_Objective_
Copy every one of the following lines word for word, keeping each number and bracket unchanged.

_Excerpted data_
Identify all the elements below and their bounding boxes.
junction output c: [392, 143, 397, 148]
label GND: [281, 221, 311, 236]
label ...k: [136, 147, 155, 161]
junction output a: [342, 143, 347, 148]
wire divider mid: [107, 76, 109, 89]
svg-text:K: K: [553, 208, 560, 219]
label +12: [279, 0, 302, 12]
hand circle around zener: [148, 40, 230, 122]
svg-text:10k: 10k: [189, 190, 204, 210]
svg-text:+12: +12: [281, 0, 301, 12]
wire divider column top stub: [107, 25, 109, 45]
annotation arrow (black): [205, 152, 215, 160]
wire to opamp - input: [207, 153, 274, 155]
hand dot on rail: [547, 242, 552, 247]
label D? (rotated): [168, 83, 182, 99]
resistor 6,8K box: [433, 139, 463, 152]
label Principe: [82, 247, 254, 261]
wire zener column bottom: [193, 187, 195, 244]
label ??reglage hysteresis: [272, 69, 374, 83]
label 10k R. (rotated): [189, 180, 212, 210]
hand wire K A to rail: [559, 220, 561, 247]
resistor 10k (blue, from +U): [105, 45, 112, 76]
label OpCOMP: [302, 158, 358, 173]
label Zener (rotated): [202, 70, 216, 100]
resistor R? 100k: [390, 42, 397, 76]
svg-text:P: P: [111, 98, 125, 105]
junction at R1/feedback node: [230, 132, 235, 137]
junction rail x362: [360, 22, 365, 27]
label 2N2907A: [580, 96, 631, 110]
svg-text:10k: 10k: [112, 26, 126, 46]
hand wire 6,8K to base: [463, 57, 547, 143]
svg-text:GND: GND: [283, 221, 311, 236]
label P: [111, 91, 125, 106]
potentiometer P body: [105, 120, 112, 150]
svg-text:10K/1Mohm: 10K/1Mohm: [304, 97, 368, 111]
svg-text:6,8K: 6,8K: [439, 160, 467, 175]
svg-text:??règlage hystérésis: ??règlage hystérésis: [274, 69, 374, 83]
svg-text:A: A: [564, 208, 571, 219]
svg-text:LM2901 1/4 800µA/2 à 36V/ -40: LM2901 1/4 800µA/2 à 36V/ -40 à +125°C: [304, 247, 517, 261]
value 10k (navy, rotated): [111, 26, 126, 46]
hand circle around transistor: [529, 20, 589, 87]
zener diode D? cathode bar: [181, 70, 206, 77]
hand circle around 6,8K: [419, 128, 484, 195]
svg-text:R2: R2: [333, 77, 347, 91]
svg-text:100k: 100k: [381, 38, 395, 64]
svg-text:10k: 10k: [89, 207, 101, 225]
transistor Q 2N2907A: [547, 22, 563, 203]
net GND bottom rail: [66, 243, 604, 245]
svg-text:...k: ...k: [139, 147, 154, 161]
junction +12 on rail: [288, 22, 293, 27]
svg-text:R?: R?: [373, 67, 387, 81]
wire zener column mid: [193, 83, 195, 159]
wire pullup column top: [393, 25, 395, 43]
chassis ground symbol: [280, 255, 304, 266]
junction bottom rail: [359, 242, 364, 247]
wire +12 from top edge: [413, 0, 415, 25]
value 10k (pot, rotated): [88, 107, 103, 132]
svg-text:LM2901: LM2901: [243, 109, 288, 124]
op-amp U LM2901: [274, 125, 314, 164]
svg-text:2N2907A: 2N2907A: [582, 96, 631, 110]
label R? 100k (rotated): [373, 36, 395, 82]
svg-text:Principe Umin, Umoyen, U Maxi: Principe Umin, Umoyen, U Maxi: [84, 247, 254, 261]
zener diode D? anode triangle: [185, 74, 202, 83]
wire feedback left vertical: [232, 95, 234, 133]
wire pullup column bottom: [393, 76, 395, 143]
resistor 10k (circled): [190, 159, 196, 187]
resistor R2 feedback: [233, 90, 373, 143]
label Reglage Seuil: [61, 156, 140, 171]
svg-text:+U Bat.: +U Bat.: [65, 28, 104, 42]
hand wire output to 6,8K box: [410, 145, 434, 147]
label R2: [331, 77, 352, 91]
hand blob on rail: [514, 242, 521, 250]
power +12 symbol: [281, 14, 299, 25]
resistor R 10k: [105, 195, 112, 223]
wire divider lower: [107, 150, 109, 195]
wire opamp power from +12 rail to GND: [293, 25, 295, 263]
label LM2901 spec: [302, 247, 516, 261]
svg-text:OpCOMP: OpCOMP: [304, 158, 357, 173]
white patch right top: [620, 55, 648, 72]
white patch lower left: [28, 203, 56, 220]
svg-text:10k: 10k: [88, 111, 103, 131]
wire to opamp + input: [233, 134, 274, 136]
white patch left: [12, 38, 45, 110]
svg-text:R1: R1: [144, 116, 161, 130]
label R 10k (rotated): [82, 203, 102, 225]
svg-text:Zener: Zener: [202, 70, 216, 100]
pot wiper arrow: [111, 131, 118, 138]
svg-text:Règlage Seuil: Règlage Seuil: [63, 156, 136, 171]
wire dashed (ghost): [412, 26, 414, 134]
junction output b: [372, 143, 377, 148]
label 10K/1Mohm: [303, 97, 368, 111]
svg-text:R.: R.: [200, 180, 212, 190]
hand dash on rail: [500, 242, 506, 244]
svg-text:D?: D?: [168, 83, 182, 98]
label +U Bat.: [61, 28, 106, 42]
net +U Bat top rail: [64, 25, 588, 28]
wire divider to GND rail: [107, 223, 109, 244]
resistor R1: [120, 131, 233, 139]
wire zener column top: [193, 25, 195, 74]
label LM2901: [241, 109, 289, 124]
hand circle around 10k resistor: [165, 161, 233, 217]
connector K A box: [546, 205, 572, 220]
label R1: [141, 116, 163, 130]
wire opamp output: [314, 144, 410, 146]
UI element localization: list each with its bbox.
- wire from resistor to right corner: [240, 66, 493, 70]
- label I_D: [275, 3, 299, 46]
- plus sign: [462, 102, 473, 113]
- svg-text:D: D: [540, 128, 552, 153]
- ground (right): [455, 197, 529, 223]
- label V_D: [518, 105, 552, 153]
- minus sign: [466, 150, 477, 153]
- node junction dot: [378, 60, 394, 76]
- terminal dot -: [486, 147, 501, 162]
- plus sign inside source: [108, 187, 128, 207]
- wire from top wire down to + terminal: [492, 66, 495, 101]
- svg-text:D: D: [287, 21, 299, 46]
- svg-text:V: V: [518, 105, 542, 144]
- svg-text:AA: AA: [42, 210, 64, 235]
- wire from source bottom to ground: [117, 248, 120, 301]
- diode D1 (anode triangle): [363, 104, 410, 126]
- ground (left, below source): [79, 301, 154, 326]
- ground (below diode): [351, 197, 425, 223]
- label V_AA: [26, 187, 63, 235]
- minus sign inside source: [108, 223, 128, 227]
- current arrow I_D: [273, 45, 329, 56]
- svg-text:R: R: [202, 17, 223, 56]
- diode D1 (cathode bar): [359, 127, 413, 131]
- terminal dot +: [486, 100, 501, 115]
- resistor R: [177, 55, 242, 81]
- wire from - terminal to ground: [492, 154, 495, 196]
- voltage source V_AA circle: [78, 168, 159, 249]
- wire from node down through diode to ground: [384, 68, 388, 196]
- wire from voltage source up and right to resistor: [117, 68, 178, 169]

_Answer in full_
Identify all the elements below and their bounding boxes.
junction output c: [392, 143, 397, 148]
label GND: [281, 221, 311, 236]
label ...k: [136, 147, 155, 161]
junction output a: [342, 143, 347, 148]
wire divider mid: [107, 76, 109, 89]
svg-text:K: K: [553, 208, 560, 219]
label +12: [279, 0, 302, 12]
hand circle around zener: [148, 40, 230, 122]
svg-text:10k: 10k: [189, 190, 204, 210]
svg-text:+12: +12: [281, 0, 301, 12]
wire divider column top stub: [107, 25, 109, 45]
annotation arrow (black): [205, 152, 215, 160]
wire to opamp - input: [207, 153, 274, 155]
hand dot on rail: [547, 242, 552, 247]
label D? (rotated): [168, 83, 182, 99]
resistor 6,8K box: [433, 139, 463, 152]
label Principe: [82, 247, 254, 261]
wire zener column bottom: [193, 187, 195, 244]
label ??reglage hysteresis: [272, 69, 374, 83]
label 10k R. (rotated): [189, 180, 212, 210]
hand wire K A to rail: [559, 220, 561, 247]
resistor 10k (blue, from +U): [105, 45, 112, 76]
label OpCOMP: [302, 158, 358, 173]
label Zener (rotated): [202, 70, 216, 100]
resistor R? 100k: [390, 42, 397, 76]
svg-text:P: P: [111, 98, 125, 105]
junction at R1/feedback node: [230, 132, 235, 137]
junction rail x362: [360, 22, 365, 27]
label 2N2907A: [580, 96, 631, 110]
svg-text:10k: 10k: [112, 26, 126, 46]
hand wire 6,8K to base: [463, 57, 547, 143]
svg-text:GND: GND: [283, 221, 311, 236]
label P: [111, 91, 125, 106]
potentiometer P body: [105, 120, 112, 150]
svg-text:10K/1Mohm: 10K/1Mohm: [304, 97, 368, 111]
svg-text:6,8K: 6,8K: [439, 160, 467, 175]
svg-text:??règlage hystérésis: ??règlage hystérésis: [274, 69, 374, 83]
svg-text:A: A: [564, 208, 571, 219]
svg-text:LM2901 1/4 800µA/2 à 36V/ -40: LM2901 1/4 800µA/2 à 36V/ -40 à +125°C: [304, 247, 517, 261]
value 10k (navy, rotated): [111, 26, 126, 46]
hand circle around transistor: [529, 20, 589, 87]
zener diode D? cathode bar: [181, 70, 206, 77]
hand circle around 6,8K: [419, 128, 484, 195]
svg-text:R2: R2: [333, 77, 347, 91]
svg-text:100k: 100k: [381, 38, 395, 64]
svg-text:10k: 10k: [89, 207, 101, 225]
transistor Q 2N2907A: [547, 22, 563, 203]
net GND bottom rail: [66, 243, 604, 245]
svg-text:...k: ...k: [139, 147, 154, 161]
junction +12 on rail: [288, 22, 293, 27]
svg-text:R?: R?: [373, 67, 387, 81]
wire zener column mid: [193, 83, 195, 159]
wire pullup column top: [393, 25, 395, 43]
chassis ground symbol: [280, 255, 304, 266]
junction bottom rail: [359, 242, 364, 247]
wire +12 from top edge: [413, 0, 415, 25]
value 10k (pot, rotated): [88, 107, 103, 132]
svg-text:LM2901: LM2901: [243, 109, 288, 124]
op-amp U LM2901: [274, 125, 314, 164]
svg-text:2N2907A: 2N2907A: [582, 96, 631, 110]
label R? 100k (rotated): [373, 36, 395, 82]
svg-text:Principe Umin, Umoyen, U Maxi: Principe Umin, Umoyen, U Maxi: [84, 247, 254, 261]
zener diode D? anode triangle: [185, 74, 202, 83]
wire feedback left vertical: [232, 95, 234, 133]
wire pullup column bottom: [393, 76, 395, 143]
resistor 10k (circled): [190, 159, 196, 187]
resistor R2 feedback: [233, 90, 373, 143]
label Reglage Seuil: [61, 156, 140, 171]
svg-text:+U Bat.: +U Bat.: [65, 28, 104, 42]
hand wire output to 6,8K box: [410, 145, 434, 147]
label R2: [331, 77, 352, 91]
hand blob on rail: [514, 242, 521, 250]
power +12 symbol: [281, 14, 299, 25]
resistor R 10k: [105, 195, 112, 223]
wire divider lower: [107, 150, 109, 195]
wire opamp power from +12 rail to GND: [293, 25, 295, 263]
label LM2901 spec: [302, 247, 516, 261]
svg-text:OpCOMP: OpCOMP: [304, 158, 357, 173]
white patch right top: [620, 55, 648, 72]
white patch lower left: [28, 203, 56, 220]
svg-text:10k: 10k: [88, 111, 103, 131]
wire to opamp + input: [233, 134, 274, 136]
white patch left: [12, 38, 45, 110]
svg-text:R1: R1: [144, 116, 161, 130]
label R 10k (rotated): [82, 203, 102, 225]
svg-text:Zener: Zener: [202, 70, 216, 100]
pot wiper arrow: [111, 131, 118, 138]
svg-text:Règlage Seuil: Règlage Seuil: [63, 156, 136, 171]
wire dashed (ghost): [412, 26, 414, 134]
junction output b: [372, 143, 377, 148]
label 10K/1Mohm: [303, 97, 368, 111]
svg-text:R.: R.: [200, 180, 212, 190]
hand dash on rail: [500, 242, 506, 244]
svg-text:D?: D?: [168, 83, 182, 98]
label +U Bat.: [61, 28, 106, 42]
net +U Bat top rail: [64, 25, 588, 28]
wire divider to GND rail: [107, 223, 109, 244]
resistor R1: [120, 131, 233, 139]
wire zener column top: [193, 25, 195, 74]
label LM2901: [241, 109, 289, 124]
hand circle around 10k resistor: [165, 161, 233, 217]
connector K A box: [546, 205, 572, 220]
label R1: [141, 116, 163, 130]
wire opamp output: [314, 144, 410, 146]
UI element localization: list each with its bbox.
- wire from resistor to right corner: [240, 66, 493, 70]
- label I_D: [275, 3, 299, 46]
- plus sign: [462, 102, 473, 113]
- svg-text:D: D: [540, 128, 552, 153]
- ground (right): [455, 197, 529, 223]
- label V_D: [518, 105, 552, 153]
- minus sign: [466, 150, 477, 153]
- node junction dot: [378, 60, 394, 76]
- terminal dot -: [486, 147, 501, 162]
- plus sign inside source: [108, 187, 128, 207]
- wire from top wire down to + terminal: [492, 66, 495, 101]
- svg-text:D: D: [287, 21, 299, 46]
- svg-text:V: V: [518, 105, 542, 144]
- svg-text:AA: AA: [42, 210, 64, 235]
- wire from source bottom to ground: [117, 248, 120, 301]
- diode D1 (anode triangle): [363, 104, 410, 126]
- ground (left, below source): [79, 301, 154, 326]
- ground (below diode): [351, 197, 425, 223]
- label V_AA: [26, 187, 63, 235]
- minus sign inside source: [108, 223, 128, 227]
- current arrow I_D: [273, 45, 329, 56]
- svg-text:R: R: [202, 17, 223, 56]
- diode D1 (cathode bar): [359, 127, 413, 131]
- terminal dot +: [486, 100, 501, 115]
- resistor R: [177, 55, 242, 81]
- wire from - terminal to ground: [492, 154, 495, 196]
- voltage source V_AA circle: [78, 168, 159, 249]
- wire from node down through diode to ground: [384, 68, 388, 196]
- wire from voltage source up and right to resistor: [117, 68, 178, 169]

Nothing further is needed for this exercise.